DESCRIPTION OF THE TASK
Count the lines below that contain "дробильно". Give only the number.

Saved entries
_ _ _

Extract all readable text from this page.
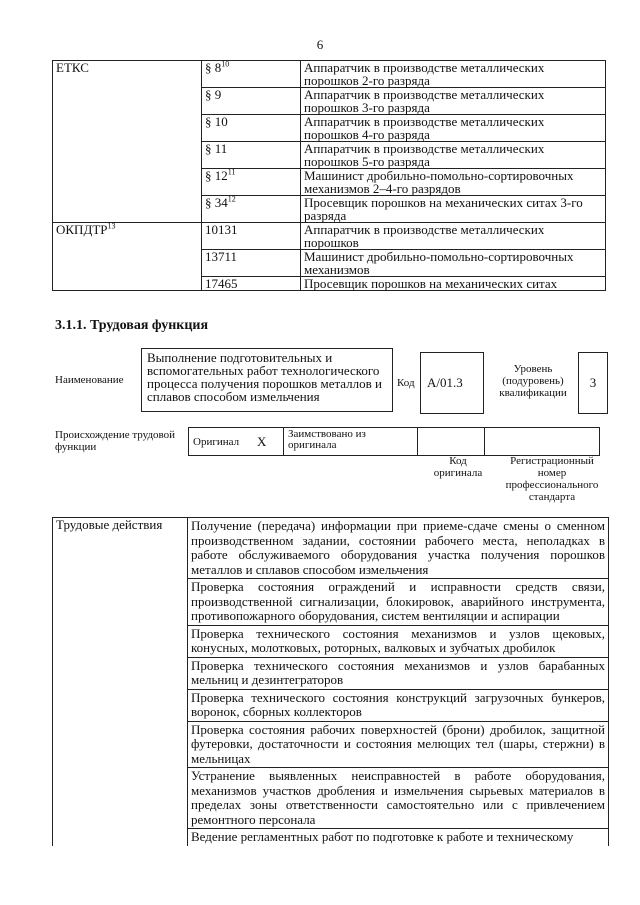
6
ЕТКС	§ $8^{10}$	Аппаратчик в производстве металлических порошков 2-го разряда
	§ 9	Аппаратчик в производстве металлических порошков 3-го разряда
	§ 10	Аппаратчик в производстве металлических порошков 4-го разряда
	§ 11	Аппаратчик в производстве металлических порошков 5-го разряда
	§ $12^{11}$	Машинист дробильно-помольно-сортировочных механизмов 2–4-го разрядов
	§ $34^{12}$	Просевщик порошков на механических ситах 3-го разряда
ОКПДТР$^{13}$	10131	Аппаратчик в производстве металлических порошков
	13711	Машинист дробильно-помольно-сортировочных механизмов
	17465	Просевщик порошков на механических ситах
3.1.1. Трудовая функция
Наименование
Выполнение подготовительных и вспомогательных работ технологического процесса получения порошков металлов и сплавов способом измельчения
Код А/01.3
Уровень (подуровень) квалификации
3
Происхождение трудовой функции	Оригинал	X	Заимствовано из оригинала		
Код оригинала
Регистрационный номер профессионального стандарта
Трудовые действия	Получение (передача) информации при приеме-сдаче смены о сменном производственном задании, состоянии рабочего места, неполадках в работе обслуживаемого оборудования участка получения порошков металлов и сплавов способом измельчения
Проверка состояния ограждений и исправности средств связи, производственной сигнализации, блокировок, аварийного инструмента, противопожарного оборудования, систем вентиляции и аспирации
Проверка технического состояния механизмов и узлов щековых, конусных, молотковых, роторных, валковых и зубчатых дробилок
Проверка технического состояния механизмов и узлов барабанных мельниц и дезинтеграторов
Проверка технического состояния конструкций загрузочных бункеров, воронок, сборных коллекторов
Проверка состояния рабочих поверхностей (брони) дробилок, защитной футеровки, достаточности и состояния мелющих тел (шары, стержни) в мельницах
Устранение выявленных неисправностей в работе оборудования, механизмов участков дробления и измельчения сырьевых материалов в пределах зоны ответственности самостоятельно или с привлечением ремонтного персонала
Ведение регламентных работ по подготовке к работе и техническому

_ _ _

CORRECT ANSWER
2